Below is a block of records; repeat all of them exactly.

# Start of Task material

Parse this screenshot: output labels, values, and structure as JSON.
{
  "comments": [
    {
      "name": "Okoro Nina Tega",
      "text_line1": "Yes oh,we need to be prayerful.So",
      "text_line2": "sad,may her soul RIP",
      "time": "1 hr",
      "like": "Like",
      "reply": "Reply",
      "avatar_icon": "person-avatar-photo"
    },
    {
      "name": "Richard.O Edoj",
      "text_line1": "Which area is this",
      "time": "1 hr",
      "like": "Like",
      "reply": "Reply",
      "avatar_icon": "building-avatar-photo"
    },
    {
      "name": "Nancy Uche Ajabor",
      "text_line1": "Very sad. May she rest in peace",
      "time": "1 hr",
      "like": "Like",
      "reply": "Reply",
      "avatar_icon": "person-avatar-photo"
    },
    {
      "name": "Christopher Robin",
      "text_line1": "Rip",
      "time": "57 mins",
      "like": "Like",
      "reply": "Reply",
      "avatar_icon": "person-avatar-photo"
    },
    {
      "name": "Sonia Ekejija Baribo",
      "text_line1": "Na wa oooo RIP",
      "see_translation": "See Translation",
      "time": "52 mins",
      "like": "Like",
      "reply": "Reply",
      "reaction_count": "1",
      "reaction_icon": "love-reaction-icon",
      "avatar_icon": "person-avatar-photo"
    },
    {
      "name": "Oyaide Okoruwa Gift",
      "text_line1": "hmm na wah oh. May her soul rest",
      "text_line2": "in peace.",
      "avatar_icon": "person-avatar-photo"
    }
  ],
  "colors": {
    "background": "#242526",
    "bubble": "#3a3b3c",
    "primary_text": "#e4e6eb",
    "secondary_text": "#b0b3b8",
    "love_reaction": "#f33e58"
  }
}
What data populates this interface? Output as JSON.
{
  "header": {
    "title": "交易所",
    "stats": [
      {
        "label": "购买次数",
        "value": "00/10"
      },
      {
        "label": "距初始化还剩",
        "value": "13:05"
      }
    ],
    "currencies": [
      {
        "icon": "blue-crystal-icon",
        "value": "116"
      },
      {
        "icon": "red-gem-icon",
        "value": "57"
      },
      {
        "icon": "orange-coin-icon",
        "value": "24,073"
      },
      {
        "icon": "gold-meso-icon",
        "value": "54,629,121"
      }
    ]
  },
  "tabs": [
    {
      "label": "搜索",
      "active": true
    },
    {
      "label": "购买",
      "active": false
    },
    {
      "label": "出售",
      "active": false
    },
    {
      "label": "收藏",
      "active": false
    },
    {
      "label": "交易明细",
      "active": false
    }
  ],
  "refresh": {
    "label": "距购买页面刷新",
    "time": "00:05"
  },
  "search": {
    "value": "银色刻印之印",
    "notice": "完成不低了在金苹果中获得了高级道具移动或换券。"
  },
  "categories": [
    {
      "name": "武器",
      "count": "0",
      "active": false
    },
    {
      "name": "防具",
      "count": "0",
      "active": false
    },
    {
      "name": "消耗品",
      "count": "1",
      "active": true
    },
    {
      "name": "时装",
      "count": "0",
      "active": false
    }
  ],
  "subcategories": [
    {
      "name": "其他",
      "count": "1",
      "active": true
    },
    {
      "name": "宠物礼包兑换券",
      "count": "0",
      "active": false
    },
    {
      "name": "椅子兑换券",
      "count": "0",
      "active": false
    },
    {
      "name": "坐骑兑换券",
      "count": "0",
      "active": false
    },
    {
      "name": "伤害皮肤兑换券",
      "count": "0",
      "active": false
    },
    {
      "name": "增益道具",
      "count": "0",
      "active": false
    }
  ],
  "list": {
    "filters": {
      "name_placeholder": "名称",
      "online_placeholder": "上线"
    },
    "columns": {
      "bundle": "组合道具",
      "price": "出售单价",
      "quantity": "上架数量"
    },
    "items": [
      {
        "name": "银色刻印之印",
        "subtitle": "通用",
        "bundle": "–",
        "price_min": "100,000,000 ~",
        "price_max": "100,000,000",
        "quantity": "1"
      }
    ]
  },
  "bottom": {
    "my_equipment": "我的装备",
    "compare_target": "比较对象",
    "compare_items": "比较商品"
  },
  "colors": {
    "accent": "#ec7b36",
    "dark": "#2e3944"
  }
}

# End of Task material

- _Output for this task_
Parse this screenshot: output labels, values, and structure as JSON.
{
  "comments": [
    {
      "name": "Okoro Nina Tega",
      "text_line1": "Yes oh,we need to be prayerful.So",
      "text_line2": "sad,may her soul RIP",
      "time": "1 hr",
      "like": "Like",
      "reply": "Reply",
      "avatar_icon": "person-avatar-photo"
    },
    {
      "name": "Richard.O Edoj",
      "text_line1": "Which area is this",
      "time": "1 hr",
      "like": "Like",
      "reply": "Reply",
      "avatar_icon": "building-avatar-photo"
    },
    {
      "name": "Nancy Uche Ajabor",
      "text_line1": "Very sad. May she rest in peace",
      "time": "1 hr",
      "like": "Like",
      "reply": "Reply",
      "avatar_icon": "person-avatar-photo"
    },
    {
      "name": "Christopher Robin",
      "text_line1": "Rip",
      "time": "57 mins",
      "like": "Like",
      "reply": "Reply",
      "avatar_icon": "person-avatar-photo"
    },
    {
      "name": "Sonia Ekejija Baribo",
      "text_line1": "Na wa oooo RIP",
      "see_translation": "See Translation",
      "time": "52 mins",
      "like": "Like",
      "reply": "Reply",
      "reaction_count": "1",
      "reaction_icon": "love-reaction-icon",
      "avatar_icon": "person-avatar-photo"
    },
    {
      "name": "Oyaide Okoruwa Gift",
      "text_line1": "hmm na wah oh. May her soul rest",
      "text_line2": "in peace.",
      "avatar_icon": "person-avatar-photo"
    }
  ],
  "colors": {
    "background": "#242526",
    "bubble": "#3a3b3c",
    "primary_text": "#e4e6eb",
    "secondary_text": "#b0b3b8",
    "love_reaction": "#f33e58"
  }
}
What data populates this interface? Output as JSON.
{
  "header": {
    "title": "交易所",
    "stats": [
      {
        "label": "购买次数",
        "value": "00/10"
      },
      {
        "label": "距初始化还剩",
        "value": "13:05"
      }
    ],
    "currencies": [
      {
        "icon": "blue-crystal-icon",
        "value": "116"
      },
      {
        "icon": "red-gem-icon",
        "value": "57"
      },
      {
        "icon": "orange-coin-icon",
        "value": "24,073"
      },
      {
        "icon": "gold-meso-icon",
        "value": "54,629,121"
      }
    ]
  },
  "tabs": [
    {
      "label": "搜索",
      "active": true
    },
    {
      "label": "购买",
      "active": false
    },
    {
      "label": "出售",
      "active": false
    },
    {
      "label": "收藏",
      "active": false
    },
    {
      "label": "交易明细",
      "active": false
    }
  ],
  "refresh": {
    "label": "距购买页面刷新",
    "time": "00:05"
  },
  "search": {
    "value": "银色刻印之印",
    "notice": "完成不低了在金苹果中获得了高级道具移动或换券。"
  },
  "categories": [
    {
      "name": "武器",
      "count": "0",
      "active": false
    },
    {
      "name": "防具",
      "count": "0",
      "active": false
    },
    {
      "name": "消耗品",
      "count": "1",
      "active": true
    },
    {
      "name": "时装",
      "count": "0",
      "active": false
    }
  ],
  "subcategories": [
    {
      "name": "其他",
      "count": "1",
      "active": true
    },
    {
      "name": "宠物礼包兑换券",
      "count": "0",
      "active": false
    },
    {
      "name": "椅子兑换券",
      "count": "0",
      "active": false
    },
    {
      "name": "坐骑兑换券",
      "count": "0",
      "active": false
    },
    {
      "name": "伤害皮肤兑换券",
      "count": "0",
      "active": false
    },
    {
      "name": "增益道具",
      "count": "0",
      "active": false
    }
  ],
  "list": {
    "filters": {
      "name_placeholder": "名称",
      "online_placeholder": "上线"
    },
    "columns": {
      "bundle": "组合道具",
      "price": "出售单价",
      "quantity": "上架数量"
    },
    "items": [
      {
        "name": "银色刻印之印",
        "subtitle": "通用",
        "bundle": "–",
        "price_min": "100,000,000 ~",
        "price_max": "100,000,000",
        "quantity": "1"
      }
    ]
  },
  "bottom": {
    "my_equipment": "我的装备",
    "compare_target": "比较对象",
    "compare_items": "比较商品"
  },
  "colors": {
    "accent": "#ec7b36",
    "dark": "#2e3944"
  }
}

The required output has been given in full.